> **Work instructions**
Copy each line that has the string "this" somewhere in it.

> **Source material**
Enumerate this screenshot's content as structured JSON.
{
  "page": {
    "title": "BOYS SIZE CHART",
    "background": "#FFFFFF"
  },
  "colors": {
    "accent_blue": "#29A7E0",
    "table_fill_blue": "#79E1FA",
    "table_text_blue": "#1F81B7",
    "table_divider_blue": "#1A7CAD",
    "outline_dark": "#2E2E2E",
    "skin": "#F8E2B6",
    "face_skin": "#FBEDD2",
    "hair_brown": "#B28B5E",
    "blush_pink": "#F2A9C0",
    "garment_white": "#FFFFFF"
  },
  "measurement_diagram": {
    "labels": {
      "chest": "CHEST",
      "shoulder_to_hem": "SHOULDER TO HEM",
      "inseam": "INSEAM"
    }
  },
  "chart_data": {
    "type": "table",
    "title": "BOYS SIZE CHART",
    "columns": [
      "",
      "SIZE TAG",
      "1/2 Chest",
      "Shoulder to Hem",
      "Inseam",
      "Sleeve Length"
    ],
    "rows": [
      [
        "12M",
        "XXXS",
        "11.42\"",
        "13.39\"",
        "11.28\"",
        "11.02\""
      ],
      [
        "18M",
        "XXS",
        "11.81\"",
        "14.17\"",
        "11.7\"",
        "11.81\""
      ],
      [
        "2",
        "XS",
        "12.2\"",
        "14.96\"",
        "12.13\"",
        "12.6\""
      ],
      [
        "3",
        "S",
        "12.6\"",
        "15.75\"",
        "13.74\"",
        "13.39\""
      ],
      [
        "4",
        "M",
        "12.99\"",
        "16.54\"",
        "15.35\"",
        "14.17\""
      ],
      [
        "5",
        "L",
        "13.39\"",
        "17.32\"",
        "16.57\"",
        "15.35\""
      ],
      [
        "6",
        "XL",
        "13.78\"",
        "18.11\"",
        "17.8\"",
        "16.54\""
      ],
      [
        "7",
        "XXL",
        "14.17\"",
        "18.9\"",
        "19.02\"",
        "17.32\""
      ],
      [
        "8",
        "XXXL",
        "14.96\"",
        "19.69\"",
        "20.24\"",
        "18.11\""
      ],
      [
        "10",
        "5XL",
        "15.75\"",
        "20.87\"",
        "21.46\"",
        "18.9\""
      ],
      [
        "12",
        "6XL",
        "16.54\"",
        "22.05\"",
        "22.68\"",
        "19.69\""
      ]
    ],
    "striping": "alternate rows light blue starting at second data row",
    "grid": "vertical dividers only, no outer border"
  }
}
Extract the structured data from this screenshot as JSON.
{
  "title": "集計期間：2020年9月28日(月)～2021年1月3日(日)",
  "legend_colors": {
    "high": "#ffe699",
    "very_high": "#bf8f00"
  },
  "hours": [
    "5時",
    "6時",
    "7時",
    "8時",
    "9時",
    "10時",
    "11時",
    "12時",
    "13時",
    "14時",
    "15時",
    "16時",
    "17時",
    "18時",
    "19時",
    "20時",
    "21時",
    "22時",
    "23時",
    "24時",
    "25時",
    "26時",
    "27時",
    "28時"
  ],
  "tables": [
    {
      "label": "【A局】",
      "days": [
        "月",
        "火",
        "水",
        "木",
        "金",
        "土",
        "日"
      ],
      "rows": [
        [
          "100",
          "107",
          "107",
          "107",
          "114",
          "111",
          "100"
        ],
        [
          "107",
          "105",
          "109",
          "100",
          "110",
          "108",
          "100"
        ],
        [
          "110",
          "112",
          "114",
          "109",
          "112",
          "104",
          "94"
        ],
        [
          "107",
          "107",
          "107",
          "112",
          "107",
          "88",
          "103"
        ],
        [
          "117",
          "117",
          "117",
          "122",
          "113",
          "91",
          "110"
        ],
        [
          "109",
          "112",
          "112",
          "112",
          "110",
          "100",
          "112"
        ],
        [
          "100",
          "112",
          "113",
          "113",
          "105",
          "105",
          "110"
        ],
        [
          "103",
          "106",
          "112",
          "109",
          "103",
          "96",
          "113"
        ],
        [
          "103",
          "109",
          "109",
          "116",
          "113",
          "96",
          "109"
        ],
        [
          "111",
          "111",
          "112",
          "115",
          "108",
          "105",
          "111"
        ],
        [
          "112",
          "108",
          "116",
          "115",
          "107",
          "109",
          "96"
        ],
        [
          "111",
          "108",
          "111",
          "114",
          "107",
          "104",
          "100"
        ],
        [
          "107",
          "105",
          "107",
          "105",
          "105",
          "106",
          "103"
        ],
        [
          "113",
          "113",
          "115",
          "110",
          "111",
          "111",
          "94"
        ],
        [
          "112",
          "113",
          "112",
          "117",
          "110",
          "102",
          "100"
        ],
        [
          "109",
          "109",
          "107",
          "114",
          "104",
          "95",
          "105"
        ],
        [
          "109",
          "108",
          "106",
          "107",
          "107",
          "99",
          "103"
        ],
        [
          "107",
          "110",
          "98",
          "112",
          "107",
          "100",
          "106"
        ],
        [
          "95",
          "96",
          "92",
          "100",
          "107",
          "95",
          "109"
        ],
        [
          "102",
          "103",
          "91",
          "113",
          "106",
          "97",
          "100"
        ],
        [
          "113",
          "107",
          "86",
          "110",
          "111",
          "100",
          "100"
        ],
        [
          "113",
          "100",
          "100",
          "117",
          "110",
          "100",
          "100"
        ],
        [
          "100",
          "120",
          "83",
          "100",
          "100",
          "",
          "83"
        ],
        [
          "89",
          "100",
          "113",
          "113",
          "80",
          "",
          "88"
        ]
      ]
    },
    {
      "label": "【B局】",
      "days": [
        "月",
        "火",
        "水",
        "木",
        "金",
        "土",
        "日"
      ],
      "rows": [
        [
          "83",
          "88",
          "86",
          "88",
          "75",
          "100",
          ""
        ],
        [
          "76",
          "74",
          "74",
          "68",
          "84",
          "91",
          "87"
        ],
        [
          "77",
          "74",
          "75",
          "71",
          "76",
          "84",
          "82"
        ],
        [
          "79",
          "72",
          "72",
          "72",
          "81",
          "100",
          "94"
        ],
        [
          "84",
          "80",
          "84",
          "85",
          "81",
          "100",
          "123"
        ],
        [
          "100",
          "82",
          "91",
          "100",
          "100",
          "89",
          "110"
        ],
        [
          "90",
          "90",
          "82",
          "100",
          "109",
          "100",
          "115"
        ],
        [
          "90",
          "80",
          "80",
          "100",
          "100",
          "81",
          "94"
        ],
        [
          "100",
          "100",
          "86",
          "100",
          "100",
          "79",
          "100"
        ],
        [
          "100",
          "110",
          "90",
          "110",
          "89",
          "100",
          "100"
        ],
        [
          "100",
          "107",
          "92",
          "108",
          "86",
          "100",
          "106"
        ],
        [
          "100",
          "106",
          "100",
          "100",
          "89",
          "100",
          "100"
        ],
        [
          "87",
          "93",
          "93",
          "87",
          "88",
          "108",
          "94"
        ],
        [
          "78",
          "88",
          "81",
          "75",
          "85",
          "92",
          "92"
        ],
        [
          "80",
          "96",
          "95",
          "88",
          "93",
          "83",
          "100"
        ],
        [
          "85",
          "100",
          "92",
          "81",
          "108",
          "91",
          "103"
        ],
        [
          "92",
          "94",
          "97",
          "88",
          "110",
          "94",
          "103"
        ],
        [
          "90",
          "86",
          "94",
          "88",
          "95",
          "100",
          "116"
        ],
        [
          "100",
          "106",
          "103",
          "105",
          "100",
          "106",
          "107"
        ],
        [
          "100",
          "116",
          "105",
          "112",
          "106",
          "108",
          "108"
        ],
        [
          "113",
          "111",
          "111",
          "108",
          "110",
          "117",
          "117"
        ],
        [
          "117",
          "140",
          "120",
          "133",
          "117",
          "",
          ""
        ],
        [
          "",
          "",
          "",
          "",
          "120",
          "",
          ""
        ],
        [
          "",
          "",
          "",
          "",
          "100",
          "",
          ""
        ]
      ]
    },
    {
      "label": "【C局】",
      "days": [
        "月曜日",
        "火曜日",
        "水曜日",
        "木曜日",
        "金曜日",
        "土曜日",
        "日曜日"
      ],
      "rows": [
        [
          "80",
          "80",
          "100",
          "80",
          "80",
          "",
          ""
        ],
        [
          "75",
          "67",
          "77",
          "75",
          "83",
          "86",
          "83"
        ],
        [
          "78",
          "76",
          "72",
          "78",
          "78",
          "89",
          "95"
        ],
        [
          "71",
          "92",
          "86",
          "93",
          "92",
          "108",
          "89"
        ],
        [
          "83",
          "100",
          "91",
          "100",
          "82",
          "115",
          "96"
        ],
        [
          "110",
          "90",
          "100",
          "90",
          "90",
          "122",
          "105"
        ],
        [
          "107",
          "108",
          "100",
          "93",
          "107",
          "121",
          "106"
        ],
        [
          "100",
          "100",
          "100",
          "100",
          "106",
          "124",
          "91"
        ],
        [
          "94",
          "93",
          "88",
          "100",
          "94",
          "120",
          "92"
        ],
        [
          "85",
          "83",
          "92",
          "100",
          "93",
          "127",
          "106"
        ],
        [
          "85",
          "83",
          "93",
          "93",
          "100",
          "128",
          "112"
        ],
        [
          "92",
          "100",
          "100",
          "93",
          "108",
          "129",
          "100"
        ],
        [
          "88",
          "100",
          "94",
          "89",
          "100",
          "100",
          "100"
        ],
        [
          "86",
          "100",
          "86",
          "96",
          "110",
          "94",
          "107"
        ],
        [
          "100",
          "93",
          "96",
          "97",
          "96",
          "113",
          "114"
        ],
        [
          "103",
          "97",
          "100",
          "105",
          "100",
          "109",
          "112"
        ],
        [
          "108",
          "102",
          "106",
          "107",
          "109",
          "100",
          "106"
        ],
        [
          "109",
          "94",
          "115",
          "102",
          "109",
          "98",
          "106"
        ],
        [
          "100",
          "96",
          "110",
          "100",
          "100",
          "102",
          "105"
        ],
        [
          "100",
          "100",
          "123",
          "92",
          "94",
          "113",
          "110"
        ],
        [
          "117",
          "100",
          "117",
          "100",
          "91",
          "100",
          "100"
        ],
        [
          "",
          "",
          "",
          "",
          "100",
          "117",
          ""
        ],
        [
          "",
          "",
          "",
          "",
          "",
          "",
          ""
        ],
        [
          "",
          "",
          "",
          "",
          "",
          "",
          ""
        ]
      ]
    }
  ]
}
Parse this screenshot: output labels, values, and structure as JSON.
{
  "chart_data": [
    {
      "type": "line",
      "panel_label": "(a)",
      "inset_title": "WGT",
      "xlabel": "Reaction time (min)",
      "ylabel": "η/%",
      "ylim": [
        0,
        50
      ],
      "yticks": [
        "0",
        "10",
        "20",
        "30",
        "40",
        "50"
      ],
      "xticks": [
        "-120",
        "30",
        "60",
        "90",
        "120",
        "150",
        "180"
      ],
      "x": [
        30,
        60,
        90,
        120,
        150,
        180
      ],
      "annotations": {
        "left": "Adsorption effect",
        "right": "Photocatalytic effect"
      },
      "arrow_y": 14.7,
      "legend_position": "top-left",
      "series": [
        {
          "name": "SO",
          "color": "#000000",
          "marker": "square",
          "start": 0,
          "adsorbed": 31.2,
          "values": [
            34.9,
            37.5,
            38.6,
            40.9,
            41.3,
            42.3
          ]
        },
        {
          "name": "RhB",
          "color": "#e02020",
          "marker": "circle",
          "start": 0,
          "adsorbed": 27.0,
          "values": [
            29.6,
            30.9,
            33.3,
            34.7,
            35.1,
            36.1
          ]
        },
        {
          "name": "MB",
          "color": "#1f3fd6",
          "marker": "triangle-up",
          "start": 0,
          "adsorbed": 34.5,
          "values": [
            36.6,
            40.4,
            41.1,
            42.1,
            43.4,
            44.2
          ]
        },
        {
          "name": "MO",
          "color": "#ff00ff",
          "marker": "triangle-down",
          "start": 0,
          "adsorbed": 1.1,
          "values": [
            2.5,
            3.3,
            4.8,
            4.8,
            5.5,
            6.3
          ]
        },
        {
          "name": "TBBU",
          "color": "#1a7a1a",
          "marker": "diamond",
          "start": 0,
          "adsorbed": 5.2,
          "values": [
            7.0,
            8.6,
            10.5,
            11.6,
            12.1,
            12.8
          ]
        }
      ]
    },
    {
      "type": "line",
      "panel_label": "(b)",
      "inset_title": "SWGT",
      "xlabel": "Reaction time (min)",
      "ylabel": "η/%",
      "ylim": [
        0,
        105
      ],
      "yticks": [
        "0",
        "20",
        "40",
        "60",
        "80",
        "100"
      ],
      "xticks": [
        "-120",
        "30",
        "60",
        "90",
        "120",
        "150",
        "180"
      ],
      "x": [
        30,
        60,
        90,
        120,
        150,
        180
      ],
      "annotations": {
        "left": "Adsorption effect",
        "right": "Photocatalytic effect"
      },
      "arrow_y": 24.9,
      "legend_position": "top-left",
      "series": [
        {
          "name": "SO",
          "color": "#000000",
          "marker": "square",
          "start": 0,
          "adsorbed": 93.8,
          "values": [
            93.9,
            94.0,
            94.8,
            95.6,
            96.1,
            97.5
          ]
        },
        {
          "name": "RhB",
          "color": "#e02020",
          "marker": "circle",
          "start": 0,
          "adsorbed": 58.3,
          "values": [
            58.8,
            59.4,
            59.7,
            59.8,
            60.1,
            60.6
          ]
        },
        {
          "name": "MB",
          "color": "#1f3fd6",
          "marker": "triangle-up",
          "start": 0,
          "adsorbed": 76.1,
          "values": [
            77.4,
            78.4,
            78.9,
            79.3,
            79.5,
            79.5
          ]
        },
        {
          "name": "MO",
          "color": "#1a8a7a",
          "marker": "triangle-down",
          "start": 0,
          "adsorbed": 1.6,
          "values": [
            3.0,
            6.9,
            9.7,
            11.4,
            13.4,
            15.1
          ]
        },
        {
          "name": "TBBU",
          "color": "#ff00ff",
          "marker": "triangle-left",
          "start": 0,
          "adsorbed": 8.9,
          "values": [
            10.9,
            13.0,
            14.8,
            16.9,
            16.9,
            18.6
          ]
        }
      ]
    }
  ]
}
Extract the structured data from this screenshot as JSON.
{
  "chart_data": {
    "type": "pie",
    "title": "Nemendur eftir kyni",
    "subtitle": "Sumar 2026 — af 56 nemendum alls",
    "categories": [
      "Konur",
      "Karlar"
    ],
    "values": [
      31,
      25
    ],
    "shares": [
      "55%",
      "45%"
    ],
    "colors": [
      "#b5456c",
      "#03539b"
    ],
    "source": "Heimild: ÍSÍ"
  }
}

> **Exercise output**
Enumerate this screenshot's content as structured JSON.
Extract the structured data from this screenshot as JSON.
Parse this screenshot: output labels, values, and structure as JSON.
Extract the structured data from this screenshot as JSON.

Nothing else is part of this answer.